RECORD SET:
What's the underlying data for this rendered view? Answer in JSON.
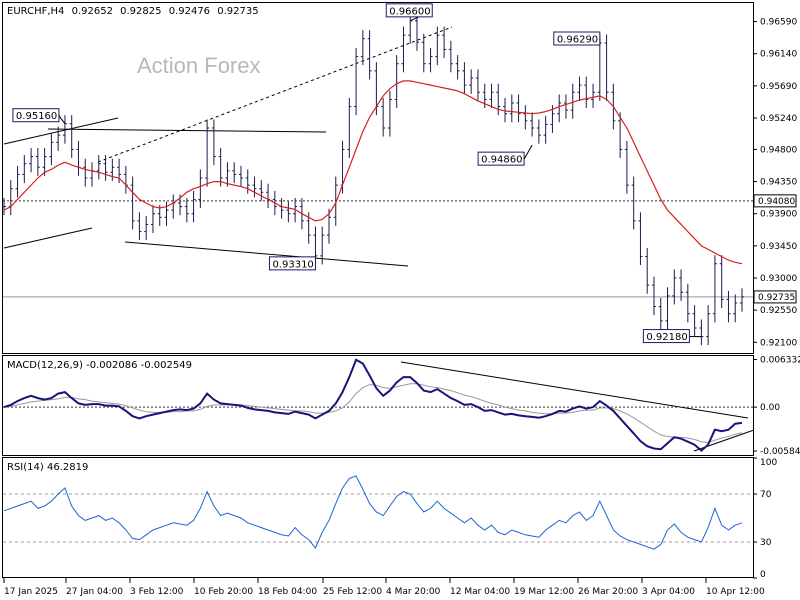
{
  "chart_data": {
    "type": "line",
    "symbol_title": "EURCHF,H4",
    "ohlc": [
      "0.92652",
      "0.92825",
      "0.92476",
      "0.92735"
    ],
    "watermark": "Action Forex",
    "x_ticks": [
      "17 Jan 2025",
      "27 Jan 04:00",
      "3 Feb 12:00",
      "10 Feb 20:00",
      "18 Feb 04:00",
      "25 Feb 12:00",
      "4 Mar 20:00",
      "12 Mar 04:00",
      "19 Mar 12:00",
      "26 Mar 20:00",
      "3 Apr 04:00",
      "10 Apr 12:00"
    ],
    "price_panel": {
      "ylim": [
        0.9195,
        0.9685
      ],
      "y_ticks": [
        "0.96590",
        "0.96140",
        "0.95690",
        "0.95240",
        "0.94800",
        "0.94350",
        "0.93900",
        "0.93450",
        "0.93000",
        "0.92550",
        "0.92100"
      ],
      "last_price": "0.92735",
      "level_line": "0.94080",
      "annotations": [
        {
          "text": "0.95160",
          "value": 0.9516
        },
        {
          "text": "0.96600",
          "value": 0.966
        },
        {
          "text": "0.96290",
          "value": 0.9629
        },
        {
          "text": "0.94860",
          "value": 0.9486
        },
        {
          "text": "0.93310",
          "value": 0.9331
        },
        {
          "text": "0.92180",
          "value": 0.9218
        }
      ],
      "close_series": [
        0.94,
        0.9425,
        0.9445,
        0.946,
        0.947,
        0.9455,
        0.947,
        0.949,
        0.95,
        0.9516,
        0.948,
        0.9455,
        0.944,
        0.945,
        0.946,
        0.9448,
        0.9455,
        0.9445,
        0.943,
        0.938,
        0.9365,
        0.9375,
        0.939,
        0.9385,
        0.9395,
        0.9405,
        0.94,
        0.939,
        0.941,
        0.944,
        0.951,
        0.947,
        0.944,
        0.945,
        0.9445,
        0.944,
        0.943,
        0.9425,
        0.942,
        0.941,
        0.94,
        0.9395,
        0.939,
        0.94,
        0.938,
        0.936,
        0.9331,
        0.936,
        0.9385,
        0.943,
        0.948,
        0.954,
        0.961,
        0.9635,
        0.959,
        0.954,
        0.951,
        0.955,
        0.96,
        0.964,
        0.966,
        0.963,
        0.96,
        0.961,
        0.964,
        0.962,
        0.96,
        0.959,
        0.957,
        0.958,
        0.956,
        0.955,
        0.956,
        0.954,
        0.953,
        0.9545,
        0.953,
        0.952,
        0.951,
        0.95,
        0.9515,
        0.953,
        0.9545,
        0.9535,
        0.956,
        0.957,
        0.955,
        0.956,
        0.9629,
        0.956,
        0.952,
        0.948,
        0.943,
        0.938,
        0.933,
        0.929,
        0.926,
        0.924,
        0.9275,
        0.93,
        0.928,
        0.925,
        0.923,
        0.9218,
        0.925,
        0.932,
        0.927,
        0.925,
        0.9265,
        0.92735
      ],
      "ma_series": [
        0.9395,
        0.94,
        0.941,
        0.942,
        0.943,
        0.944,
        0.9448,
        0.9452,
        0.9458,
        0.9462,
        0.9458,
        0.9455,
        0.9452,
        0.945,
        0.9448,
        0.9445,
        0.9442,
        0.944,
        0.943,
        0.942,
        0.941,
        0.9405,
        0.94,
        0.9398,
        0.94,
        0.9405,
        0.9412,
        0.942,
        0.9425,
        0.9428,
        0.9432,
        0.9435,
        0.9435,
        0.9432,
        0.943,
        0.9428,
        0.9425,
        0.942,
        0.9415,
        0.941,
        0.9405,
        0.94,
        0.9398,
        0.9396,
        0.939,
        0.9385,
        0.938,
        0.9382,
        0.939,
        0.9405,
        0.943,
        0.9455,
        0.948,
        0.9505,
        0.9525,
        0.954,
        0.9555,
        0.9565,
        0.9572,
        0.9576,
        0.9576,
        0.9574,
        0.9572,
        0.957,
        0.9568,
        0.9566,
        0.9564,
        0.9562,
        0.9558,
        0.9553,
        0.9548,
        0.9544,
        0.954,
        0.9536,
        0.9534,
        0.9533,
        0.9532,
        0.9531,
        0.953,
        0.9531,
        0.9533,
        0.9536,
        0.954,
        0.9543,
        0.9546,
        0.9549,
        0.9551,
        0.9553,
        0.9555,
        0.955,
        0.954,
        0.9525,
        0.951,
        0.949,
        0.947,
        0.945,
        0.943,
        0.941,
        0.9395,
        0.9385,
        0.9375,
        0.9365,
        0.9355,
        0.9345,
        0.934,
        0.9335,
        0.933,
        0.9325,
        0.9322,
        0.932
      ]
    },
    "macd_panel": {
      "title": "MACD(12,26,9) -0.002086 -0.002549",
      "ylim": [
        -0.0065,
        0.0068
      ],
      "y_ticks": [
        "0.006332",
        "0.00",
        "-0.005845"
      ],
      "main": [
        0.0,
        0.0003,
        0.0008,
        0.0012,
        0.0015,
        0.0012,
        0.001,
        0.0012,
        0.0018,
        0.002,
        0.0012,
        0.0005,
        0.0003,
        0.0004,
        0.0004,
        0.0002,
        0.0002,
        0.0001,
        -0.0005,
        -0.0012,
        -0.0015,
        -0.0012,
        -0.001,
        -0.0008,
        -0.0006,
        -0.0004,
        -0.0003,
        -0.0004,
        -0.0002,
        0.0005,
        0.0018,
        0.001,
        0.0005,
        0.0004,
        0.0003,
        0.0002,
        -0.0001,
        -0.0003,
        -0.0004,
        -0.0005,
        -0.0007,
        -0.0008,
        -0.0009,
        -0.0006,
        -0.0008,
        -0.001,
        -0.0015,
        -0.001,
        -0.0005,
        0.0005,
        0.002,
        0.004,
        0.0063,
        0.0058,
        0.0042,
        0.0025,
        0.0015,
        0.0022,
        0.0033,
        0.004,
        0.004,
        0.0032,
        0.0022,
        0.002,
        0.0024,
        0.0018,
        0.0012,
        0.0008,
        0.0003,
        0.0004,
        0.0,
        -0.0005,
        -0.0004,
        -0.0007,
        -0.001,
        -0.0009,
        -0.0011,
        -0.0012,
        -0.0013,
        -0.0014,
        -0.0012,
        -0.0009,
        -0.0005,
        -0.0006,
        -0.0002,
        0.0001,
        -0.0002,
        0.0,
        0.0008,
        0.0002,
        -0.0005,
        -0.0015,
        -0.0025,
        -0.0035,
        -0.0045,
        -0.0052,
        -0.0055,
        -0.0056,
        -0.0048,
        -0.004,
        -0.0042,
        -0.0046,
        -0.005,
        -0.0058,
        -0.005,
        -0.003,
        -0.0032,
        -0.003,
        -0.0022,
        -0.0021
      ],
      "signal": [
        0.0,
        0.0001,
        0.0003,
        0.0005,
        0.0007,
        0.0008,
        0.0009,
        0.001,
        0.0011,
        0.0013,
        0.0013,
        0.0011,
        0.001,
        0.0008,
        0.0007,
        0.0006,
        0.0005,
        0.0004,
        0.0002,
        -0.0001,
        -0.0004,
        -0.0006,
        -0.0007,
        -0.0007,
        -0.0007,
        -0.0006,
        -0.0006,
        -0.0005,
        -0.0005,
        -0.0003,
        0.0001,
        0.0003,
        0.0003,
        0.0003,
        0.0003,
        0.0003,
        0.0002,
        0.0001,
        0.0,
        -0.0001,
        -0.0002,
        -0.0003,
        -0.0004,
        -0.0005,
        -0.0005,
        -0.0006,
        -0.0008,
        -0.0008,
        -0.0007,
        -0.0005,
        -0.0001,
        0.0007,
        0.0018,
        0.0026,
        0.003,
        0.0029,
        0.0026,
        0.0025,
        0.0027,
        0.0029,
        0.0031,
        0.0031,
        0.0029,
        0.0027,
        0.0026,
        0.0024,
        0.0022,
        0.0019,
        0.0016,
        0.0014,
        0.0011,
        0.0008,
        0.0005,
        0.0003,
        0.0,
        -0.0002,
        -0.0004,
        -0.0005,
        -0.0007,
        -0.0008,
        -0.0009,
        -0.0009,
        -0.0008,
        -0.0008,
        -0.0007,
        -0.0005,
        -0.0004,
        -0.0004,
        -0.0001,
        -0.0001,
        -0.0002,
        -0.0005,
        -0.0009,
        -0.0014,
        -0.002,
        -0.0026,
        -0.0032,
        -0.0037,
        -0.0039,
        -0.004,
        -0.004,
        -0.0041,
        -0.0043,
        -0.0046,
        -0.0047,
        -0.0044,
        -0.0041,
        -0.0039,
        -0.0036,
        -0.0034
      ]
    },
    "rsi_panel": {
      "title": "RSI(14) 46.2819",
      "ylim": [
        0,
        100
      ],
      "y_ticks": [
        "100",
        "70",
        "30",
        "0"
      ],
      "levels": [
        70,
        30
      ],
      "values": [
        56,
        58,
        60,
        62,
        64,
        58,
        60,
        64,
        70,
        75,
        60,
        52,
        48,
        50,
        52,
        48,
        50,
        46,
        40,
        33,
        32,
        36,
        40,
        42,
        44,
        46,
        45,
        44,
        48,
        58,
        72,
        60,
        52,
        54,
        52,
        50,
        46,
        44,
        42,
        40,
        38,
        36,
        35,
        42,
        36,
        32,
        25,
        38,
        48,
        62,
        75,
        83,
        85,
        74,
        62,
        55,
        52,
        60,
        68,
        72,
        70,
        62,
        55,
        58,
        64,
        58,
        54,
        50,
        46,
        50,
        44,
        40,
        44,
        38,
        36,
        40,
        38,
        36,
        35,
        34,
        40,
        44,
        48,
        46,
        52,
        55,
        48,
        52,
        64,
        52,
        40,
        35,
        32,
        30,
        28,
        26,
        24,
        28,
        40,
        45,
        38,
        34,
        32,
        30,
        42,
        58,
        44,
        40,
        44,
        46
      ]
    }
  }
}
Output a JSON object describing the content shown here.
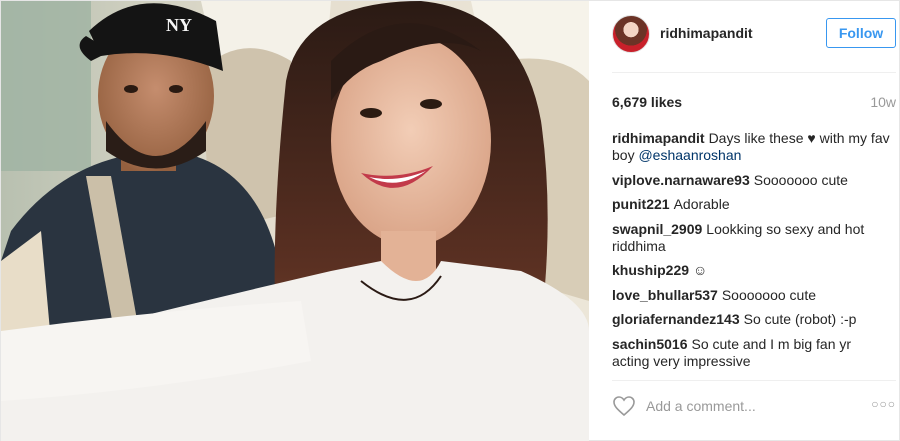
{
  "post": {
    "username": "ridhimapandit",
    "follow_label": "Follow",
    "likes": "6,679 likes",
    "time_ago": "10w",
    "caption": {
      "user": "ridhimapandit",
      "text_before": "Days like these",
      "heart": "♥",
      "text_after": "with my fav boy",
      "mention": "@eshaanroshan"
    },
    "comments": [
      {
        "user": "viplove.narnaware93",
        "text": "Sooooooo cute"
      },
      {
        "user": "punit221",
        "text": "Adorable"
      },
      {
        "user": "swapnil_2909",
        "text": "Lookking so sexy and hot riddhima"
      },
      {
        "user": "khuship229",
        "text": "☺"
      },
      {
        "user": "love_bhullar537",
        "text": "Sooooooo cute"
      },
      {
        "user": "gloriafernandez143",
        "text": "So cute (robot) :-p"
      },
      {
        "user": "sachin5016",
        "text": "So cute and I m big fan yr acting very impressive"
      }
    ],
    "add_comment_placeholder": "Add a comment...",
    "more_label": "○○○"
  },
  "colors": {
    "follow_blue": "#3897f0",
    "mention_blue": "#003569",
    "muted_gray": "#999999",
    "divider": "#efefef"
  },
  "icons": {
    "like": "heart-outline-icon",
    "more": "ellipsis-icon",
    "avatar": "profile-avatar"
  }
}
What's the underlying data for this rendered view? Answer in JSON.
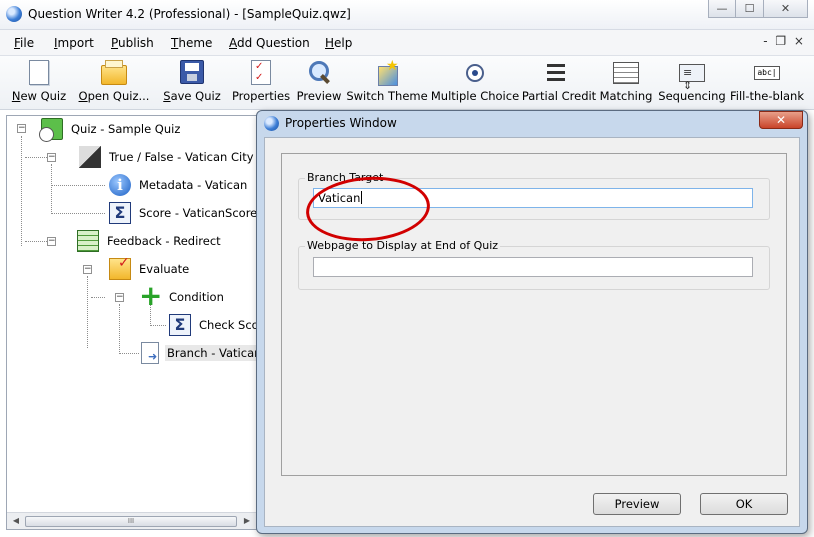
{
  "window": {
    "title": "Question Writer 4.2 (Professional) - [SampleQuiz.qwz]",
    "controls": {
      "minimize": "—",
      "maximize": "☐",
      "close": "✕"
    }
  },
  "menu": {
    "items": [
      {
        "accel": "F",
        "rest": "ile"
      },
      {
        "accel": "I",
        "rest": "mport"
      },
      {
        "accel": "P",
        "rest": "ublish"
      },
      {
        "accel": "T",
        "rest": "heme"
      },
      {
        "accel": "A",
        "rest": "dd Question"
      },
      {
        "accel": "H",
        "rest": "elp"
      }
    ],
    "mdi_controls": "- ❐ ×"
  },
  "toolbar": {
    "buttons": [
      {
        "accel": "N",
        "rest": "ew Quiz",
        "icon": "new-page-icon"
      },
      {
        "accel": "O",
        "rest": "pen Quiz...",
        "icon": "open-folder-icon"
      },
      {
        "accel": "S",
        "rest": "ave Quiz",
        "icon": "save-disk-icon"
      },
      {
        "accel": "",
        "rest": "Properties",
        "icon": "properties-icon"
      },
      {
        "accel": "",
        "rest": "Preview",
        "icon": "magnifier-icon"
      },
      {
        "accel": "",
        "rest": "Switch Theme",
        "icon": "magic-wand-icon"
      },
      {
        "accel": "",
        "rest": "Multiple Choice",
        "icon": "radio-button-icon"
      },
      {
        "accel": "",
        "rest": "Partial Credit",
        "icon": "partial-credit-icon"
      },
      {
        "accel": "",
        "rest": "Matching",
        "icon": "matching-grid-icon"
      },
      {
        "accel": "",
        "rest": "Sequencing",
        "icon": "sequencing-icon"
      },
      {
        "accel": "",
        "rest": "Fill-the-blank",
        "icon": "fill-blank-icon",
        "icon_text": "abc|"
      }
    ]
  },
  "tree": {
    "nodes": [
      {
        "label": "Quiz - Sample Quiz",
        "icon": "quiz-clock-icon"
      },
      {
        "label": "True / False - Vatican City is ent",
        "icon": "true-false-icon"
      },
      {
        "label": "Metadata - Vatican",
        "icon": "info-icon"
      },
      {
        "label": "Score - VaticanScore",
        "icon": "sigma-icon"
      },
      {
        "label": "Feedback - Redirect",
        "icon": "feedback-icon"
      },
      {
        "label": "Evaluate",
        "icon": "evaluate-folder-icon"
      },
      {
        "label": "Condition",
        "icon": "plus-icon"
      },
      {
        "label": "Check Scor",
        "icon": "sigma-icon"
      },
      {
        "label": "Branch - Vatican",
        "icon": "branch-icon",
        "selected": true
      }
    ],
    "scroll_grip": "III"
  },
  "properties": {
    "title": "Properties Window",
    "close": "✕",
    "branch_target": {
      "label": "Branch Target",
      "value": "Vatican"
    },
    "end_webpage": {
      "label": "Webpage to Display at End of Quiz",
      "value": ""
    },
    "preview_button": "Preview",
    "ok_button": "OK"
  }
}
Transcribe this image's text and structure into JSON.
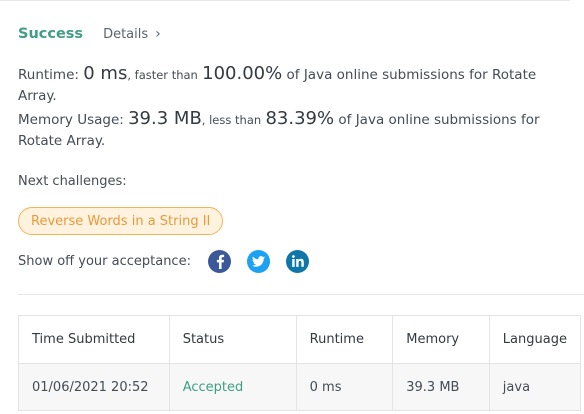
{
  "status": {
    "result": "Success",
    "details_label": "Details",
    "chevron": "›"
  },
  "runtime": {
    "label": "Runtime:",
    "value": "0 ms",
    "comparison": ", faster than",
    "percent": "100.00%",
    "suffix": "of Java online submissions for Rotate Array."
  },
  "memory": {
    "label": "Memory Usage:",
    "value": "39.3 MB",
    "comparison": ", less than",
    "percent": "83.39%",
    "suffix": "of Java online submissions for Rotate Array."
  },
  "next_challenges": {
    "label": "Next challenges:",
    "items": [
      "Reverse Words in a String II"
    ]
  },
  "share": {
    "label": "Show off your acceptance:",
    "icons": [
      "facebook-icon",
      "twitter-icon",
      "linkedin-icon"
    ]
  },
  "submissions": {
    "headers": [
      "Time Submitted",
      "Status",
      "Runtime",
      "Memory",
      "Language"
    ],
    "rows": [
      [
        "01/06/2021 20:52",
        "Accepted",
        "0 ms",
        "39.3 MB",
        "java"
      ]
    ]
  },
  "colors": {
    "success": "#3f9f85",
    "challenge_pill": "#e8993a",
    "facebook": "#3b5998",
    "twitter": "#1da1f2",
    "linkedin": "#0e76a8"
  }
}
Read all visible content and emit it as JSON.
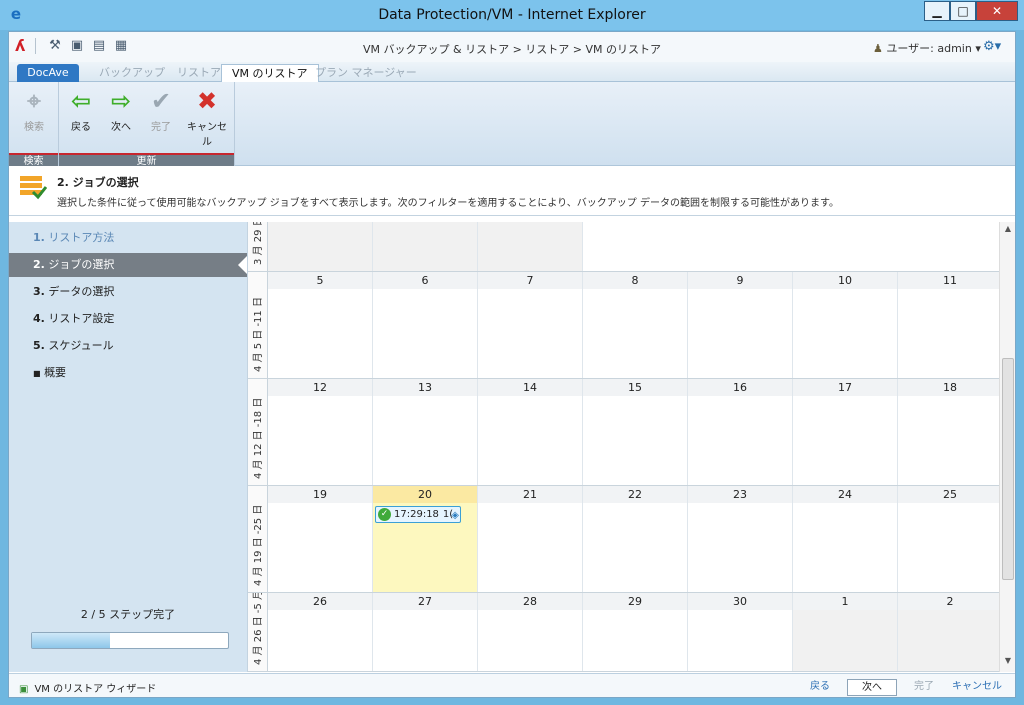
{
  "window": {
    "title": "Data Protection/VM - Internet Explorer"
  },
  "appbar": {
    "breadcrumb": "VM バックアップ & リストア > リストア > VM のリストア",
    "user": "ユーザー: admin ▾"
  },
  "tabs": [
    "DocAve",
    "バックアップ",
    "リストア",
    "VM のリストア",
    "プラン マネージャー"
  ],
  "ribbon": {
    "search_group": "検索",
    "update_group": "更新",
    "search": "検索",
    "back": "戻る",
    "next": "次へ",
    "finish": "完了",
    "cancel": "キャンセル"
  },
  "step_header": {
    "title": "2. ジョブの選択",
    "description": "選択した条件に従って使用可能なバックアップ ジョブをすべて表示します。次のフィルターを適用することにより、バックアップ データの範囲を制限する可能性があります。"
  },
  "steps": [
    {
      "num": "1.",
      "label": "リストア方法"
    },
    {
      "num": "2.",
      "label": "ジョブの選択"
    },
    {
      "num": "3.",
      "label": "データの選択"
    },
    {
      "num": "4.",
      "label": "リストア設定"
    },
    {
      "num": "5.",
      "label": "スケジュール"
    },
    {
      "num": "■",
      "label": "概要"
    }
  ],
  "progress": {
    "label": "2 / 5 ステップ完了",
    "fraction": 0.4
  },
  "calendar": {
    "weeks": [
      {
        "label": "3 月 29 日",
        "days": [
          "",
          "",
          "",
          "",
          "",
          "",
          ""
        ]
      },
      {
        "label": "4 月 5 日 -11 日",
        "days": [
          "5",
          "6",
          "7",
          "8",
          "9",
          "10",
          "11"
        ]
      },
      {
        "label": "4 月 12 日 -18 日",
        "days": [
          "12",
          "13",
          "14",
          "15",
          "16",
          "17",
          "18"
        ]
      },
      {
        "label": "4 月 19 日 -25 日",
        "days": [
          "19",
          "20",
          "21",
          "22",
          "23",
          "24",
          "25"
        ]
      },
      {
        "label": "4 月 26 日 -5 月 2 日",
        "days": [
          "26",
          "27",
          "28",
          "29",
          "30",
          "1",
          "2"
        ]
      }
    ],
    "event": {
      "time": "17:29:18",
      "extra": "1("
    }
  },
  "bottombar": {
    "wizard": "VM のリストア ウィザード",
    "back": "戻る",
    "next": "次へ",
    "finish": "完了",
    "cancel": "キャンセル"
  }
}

SHORT TASK: Copy all lines from the material that hold "ridhimapandit".

ANSWER IN FULL:
    "username": "ridhimapandit",
      "user": "ridhimapandit",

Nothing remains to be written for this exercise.